## WHAT THE EXERCISE ASKS
Each entry below is to be written out exactly, and the pictures are to be left out.

## RECORD EXCERPTS
Begin

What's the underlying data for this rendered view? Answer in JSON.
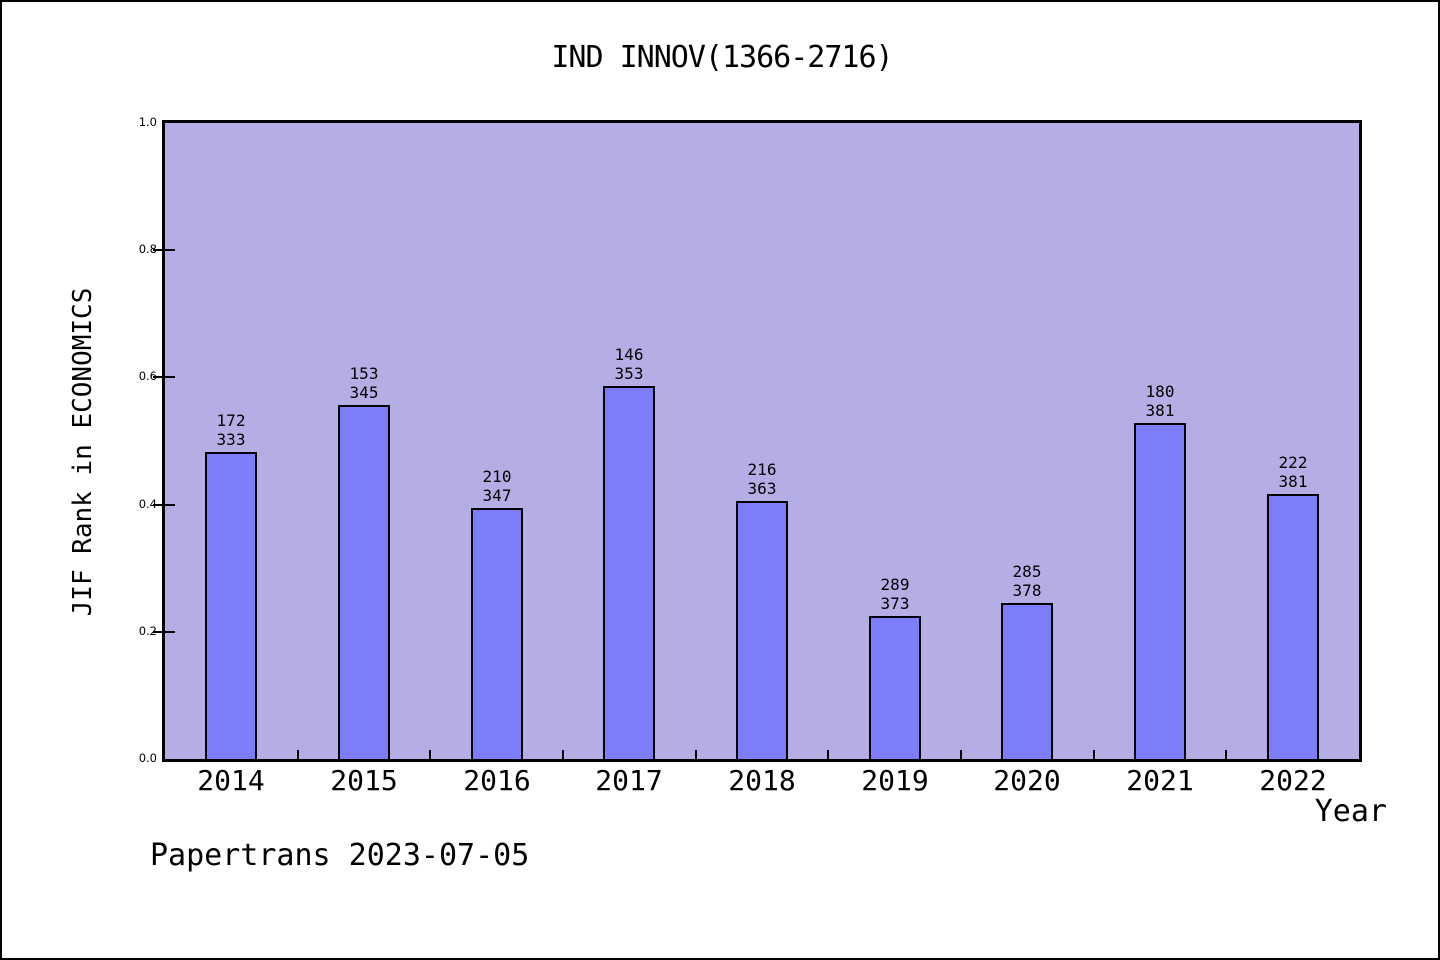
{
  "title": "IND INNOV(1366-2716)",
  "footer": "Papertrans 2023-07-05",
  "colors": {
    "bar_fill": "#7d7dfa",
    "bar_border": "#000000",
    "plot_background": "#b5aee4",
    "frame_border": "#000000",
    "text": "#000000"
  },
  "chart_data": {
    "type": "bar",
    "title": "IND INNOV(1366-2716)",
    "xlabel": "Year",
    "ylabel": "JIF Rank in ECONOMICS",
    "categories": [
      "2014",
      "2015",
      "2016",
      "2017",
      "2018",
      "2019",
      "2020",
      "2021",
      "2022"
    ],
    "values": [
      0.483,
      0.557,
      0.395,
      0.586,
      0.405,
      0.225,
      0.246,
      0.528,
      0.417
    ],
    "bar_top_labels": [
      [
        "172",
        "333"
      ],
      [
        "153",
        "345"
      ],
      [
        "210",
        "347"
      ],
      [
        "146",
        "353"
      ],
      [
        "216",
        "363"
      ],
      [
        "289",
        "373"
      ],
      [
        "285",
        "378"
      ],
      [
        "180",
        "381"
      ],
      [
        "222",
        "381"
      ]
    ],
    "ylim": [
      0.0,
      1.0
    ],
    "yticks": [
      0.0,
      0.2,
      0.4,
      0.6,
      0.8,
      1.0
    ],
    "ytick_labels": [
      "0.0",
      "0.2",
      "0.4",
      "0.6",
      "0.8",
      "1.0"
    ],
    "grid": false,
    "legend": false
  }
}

End

## ANSWER TO THE EXERCISE
What's the underlying data for this rendered view? Answer in JSON.
{
  "title": "IND INNOV(1366-2716)",
  "footer": "Papertrans 2023-07-05",
  "colors": {
    "bar_fill": "#7d7dfa",
    "bar_border": "#000000",
    "plot_background": "#b5aee4",
    "frame_border": "#000000",
    "text": "#000000"
  },
  "chart_data": {
    "type": "bar",
    "title": "IND INNOV(1366-2716)",
    "xlabel": "Year",
    "ylabel": "JIF Rank in ECONOMICS",
    "categories": [
      "2014",
      "2015",
      "2016",
      "2017",
      "2018",
      "2019",
      "2020",
      "2021",
      "2022"
    ],
    "values": [
      0.483,
      0.557,
      0.395,
      0.586,
      0.405,
      0.225,
      0.246,
      0.528,
      0.417
    ],
    "bar_top_labels": [
      [
        "172",
        "333"
      ],
      [
        "153",
        "345"
      ],
      [
        "210",
        "347"
      ],
      [
        "146",
        "353"
      ],
      [
        "216",
        "363"
      ],
      [
        "289",
        "373"
      ],
      [
        "285",
        "378"
      ],
      [
        "180",
        "381"
      ],
      [
        "222",
        "381"
      ]
    ],
    "ylim": [
      0.0,
      1.0
    ],
    "yticks": [
      0.0,
      0.2,
      0.4,
      0.6,
      0.8,
      1.0
    ],
    "ytick_labels": [
      "0.0",
      "0.2",
      "0.4",
      "0.6",
      "0.8",
      "1.0"
    ],
    "grid": false,
    "legend": false
  }
}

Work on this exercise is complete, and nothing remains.